DATA FOR PROCESSING.
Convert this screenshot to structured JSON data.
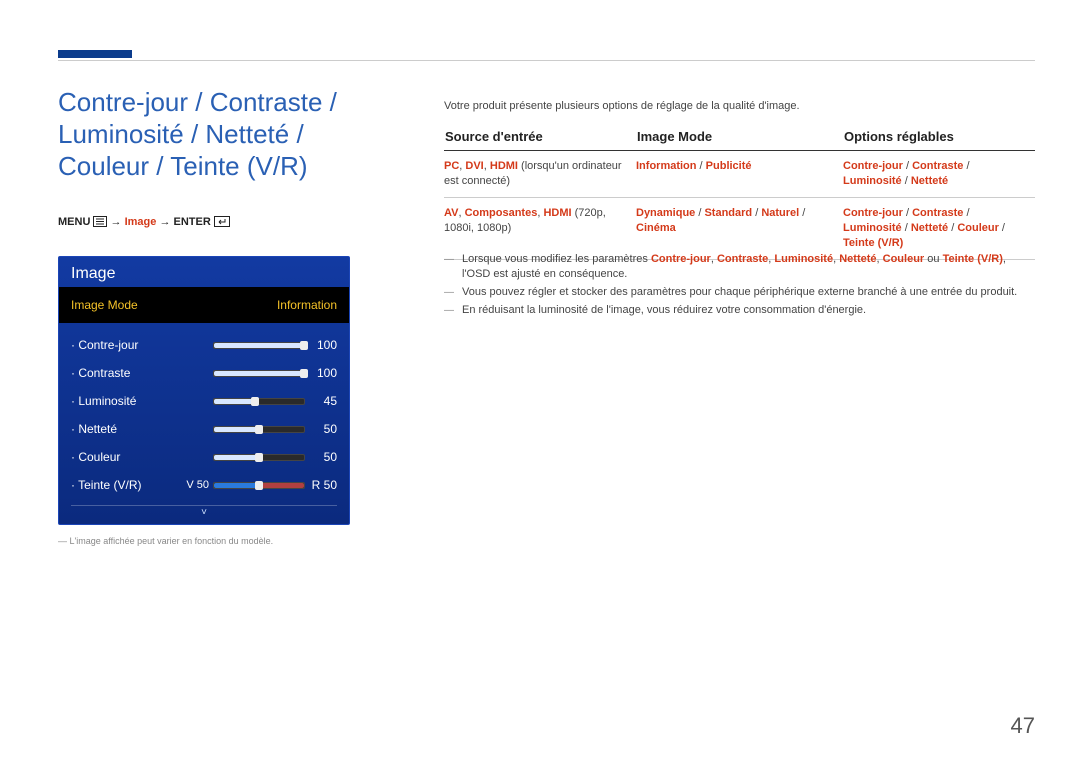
{
  "heading": "Contre-jour / Contraste / Luminosité / Netteté / Couleur / Teinte (V/R)",
  "menu_path": {
    "menu": "MENU",
    "arrow": "→",
    "image": "Image",
    "enter": "ENTER"
  },
  "osd": {
    "title": "Image",
    "selected": {
      "left": "Image Mode",
      "right": "Information"
    },
    "rows": [
      {
        "label": "Contre-jour",
        "value": "100",
        "pct": 100
      },
      {
        "label": "Contraste",
        "value": "100",
        "pct": 100
      },
      {
        "label": "Luminosité",
        "value": "45",
        "pct": 45
      },
      {
        "label": "Netteté",
        "value": "50",
        "pct": 50
      },
      {
        "label": "Couleur",
        "value": "50",
        "pct": 50
      }
    ],
    "vr_row": {
      "label": "Teinte (V/R)",
      "v_prefix": "V",
      "v_value": "50",
      "r_prefix": "R",
      "r_value": "50"
    },
    "chevron": "˅"
  },
  "osd_note": "―   L'image affichée peut varier en fonction du modèle.",
  "intro": "Votre produit présente plusieurs options de réglage de la qualité d'image.",
  "table": {
    "headers": [
      "Source d'entrée",
      "Image Mode",
      "Options réglables"
    ],
    "rows": [
      {
        "c1": {
          "red": "PC, DVI, HDMI",
          "tail": " (lorsqu'un ordinateur est connecté)"
        },
        "c2_parts": [
          "Information",
          " / ",
          "Publicité"
        ],
        "c3_parts": [
          "Contre-jour",
          " / ",
          "Contraste",
          " / ",
          "Luminosité",
          " / ",
          "Netteté"
        ]
      },
      {
        "c1": {
          "red": "AV, Composantes, HDMI",
          "tail": " (720p, 1080i, 1080p)"
        },
        "c2_parts": [
          "Dynamique",
          " / ",
          "Standard",
          " / ",
          "Naturel",
          " / ",
          "Cinéma"
        ],
        "c3_parts": [
          "Contre-jour",
          " / ",
          "Contraste",
          " / ",
          "Luminosité",
          " / ",
          "Netteté",
          " / ",
          "Couleur",
          " / ",
          "Teinte (V/R)"
        ]
      }
    ]
  },
  "notes": [
    {
      "pre": "Lorsque vous modifiez les paramètres ",
      "terms": [
        "Contre-jour",
        "Contraste",
        "Luminosité",
        "Netteté",
        "Couleur"
      ],
      "or": " ou ",
      "last": "Teinte (V/R)",
      "post": ", l'OSD est ajusté en conséquence."
    },
    "Vous pouvez régler et stocker des paramètres pour chaque périphérique externe branché à une entrée du produit.",
    "En réduisant la luminosité de l'image, vous réduirez votre consommation d'énergie."
  ],
  "page_number": "47"
}
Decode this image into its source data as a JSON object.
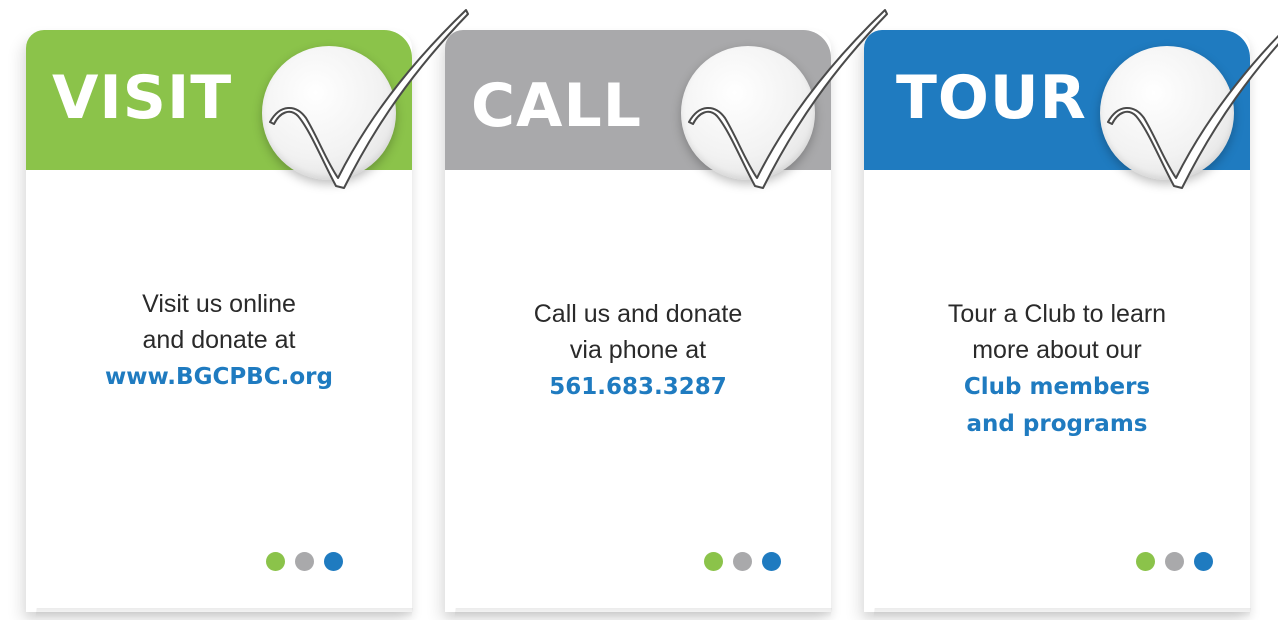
{
  "colors": {
    "green": "#8bc34a",
    "gray": "#a9a9ab",
    "blue": "#1f7bc0",
    "text": "#2a2a2a"
  },
  "cards": [
    {
      "title": "VISIT",
      "header_color": "#8bc34a",
      "icon": "checkmark-icon",
      "lines": [
        "Visit us online",
        "and donate at"
      ],
      "highlight": [
        "www.BGCPBC.org"
      ],
      "dots": [
        "#8bc34a",
        "#a9a9ab",
        "#1f7bc0"
      ]
    },
    {
      "title": "CALL",
      "header_color": "#a9a9ab",
      "icon": "checkmark-icon",
      "lines": [
        "Call us and donate",
        "via phone at"
      ],
      "highlight": [
        "561.683.3287"
      ],
      "dots": [
        "#8bc34a",
        "#a9a9ab",
        "#1f7bc0"
      ]
    },
    {
      "title": "TOUR",
      "header_color": "#1f7bc0",
      "icon": "checkmark-icon",
      "lines": [
        "Tour a Club to learn",
        "more about our"
      ],
      "highlight": [
        "Club members",
        "and programs"
      ],
      "dots": [
        "#8bc34a",
        "#a9a9ab",
        "#1f7bc0"
      ]
    }
  ]
}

INSTRUCTION. Each line of the material must be retyped exactly, except that images are omitted.

RESULT FOR THIS TASK.
Convert this screenshot to structured JSON data.
{
  "heading": "Contre-jour / Contraste / Luminosité / Netteté / Couleur / Teinte (V/R)",
  "menu_path": {
    "menu": "MENU",
    "arrow": "→",
    "image": "Image",
    "enter": "ENTER"
  },
  "osd": {
    "title": "Image",
    "selected": {
      "left": "Image Mode",
      "right": "Information"
    },
    "rows": [
      {
        "label": "Contre-jour",
        "value": "100",
        "pct": 100
      },
      {
        "label": "Contraste",
        "value": "100",
        "pct": 100
      },
      {
        "label": "Luminosité",
        "value": "45",
        "pct": 45
      },
      {
        "label": "Netteté",
        "value": "50",
        "pct": 50
      },
      {
        "label": "Couleur",
        "value": "50",
        "pct": 50
      }
    ],
    "vr_row": {
      "label": "Teinte (V/R)",
      "v_prefix": "V",
      "v_value": "50",
      "r_prefix": "R",
      "r_value": "50"
    },
    "chevron": "˅"
  },
  "osd_note": "―   L'image affichée peut varier en fonction du modèle.",
  "intro": "Votre produit présente plusieurs options de réglage de la qualité d'image.",
  "table": {
    "headers": [
      "Source d'entrée",
      "Image Mode",
      "Options réglables"
    ],
    "rows": [
      {
        "c1": {
          "red": "PC, DVI, HDMI",
          "tail": " (lorsqu'un ordinateur est connecté)"
        },
        "c2_parts": [
          "Information",
          " / ",
          "Publicité"
        ],
        "c3_parts": [
          "Contre-jour",
          " / ",
          "Contraste",
          " / ",
          "Luminosité",
          " / ",
          "Netteté"
        ]
      },
      {
        "c1": {
          "red": "AV, Composantes, HDMI",
          "tail": " (720p, 1080i, 1080p)"
        },
        "c2_parts": [
          "Dynamique",
          " / ",
          "Standard",
          " / ",
          "Naturel",
          " / ",
          "Cinéma"
        ],
        "c3_parts": [
          "Contre-jour",
          " / ",
          "Contraste",
          " / ",
          "Luminosité",
          " / ",
          "Netteté",
          " / ",
          "Couleur",
          " / ",
          "Teinte (V/R)"
        ]
      }
    ]
  },
  "notes": [
    {
      "pre": "Lorsque vous modifiez les paramètres ",
      "terms": [
        "Contre-jour",
        "Contraste",
        "Luminosité",
        "Netteté",
        "Couleur"
      ],
      "or": " ou ",
      "last": "Teinte (V/R)",
      "post": ", l'OSD est ajusté en conséquence."
    },
    "Vous pouvez régler et stocker des paramètres pour chaque périphérique externe branché à une entrée du produit.",
    "En réduisant la luminosité de l'image, vous réduirez votre consommation d'énergie."
  ],
  "page_number": "47"
}
Decode this image into its source data as a JSON object.
{
  "colors": {
    "green": "#8bc34a",
    "gray": "#a9a9ab",
    "blue": "#1f7bc0",
    "text": "#2a2a2a"
  },
  "cards": [
    {
      "title": "VISIT",
      "header_color": "#8bc34a",
      "icon": "checkmark-icon",
      "lines": [
        "Visit us online",
        "and donate at"
      ],
      "highlight": [
        "www.BGCPBC.org"
      ],
      "dots": [
        "#8bc34a",
        "#a9a9ab",
        "#1f7bc0"
      ]
    },
    {
      "title": "CALL",
      "header_color": "#a9a9ab",
      "icon": "checkmark-icon",
      "lines": [
        "Call us and donate",
        "via phone at"
      ],
      "highlight": [
        "561.683.3287"
      ],
      "dots": [
        "#8bc34a",
        "#a9a9ab",
        "#1f7bc0"
      ]
    },
    {
      "title": "TOUR",
      "header_color": "#1f7bc0",
      "icon": "checkmark-icon",
      "lines": [
        "Tour a Club to learn",
        "more about our"
      ],
      "highlight": [
        "Club members",
        "and programs"
      ],
      "dots": [
        "#8bc34a",
        "#a9a9ab",
        "#1f7bc0"
      ]
    }
  ]
}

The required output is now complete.